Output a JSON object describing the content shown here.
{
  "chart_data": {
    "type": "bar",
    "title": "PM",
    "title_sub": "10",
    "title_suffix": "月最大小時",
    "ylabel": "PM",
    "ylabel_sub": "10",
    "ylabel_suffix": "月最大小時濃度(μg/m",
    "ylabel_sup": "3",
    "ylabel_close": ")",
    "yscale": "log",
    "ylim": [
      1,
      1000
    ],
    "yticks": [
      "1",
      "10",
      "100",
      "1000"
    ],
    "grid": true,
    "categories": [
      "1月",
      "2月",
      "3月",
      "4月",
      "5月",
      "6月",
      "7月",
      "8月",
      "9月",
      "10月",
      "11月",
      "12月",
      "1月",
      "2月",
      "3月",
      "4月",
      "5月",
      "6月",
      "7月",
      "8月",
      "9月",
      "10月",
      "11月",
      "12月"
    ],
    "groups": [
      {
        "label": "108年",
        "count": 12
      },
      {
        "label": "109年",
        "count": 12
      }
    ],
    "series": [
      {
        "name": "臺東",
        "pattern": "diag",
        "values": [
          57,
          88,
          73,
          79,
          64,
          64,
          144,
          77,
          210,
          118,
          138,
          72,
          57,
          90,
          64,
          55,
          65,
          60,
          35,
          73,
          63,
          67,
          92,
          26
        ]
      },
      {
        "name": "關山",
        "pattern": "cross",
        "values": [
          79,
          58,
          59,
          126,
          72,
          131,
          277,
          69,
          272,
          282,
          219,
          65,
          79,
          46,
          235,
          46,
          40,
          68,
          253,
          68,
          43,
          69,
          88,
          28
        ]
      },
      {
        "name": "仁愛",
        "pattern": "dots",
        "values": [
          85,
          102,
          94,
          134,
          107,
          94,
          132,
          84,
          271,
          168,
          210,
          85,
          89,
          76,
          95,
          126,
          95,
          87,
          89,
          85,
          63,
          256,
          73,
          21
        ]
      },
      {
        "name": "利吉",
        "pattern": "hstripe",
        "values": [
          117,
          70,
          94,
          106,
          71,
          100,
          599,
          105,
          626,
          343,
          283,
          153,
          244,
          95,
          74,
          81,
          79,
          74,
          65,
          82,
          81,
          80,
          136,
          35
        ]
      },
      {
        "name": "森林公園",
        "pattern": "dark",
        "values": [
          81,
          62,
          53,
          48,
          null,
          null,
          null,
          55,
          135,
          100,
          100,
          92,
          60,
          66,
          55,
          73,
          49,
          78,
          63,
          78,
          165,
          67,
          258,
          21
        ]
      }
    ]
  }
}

Task. Count every line in the data that contains the word "pattern", then give that count and nothing else.

Written response. 5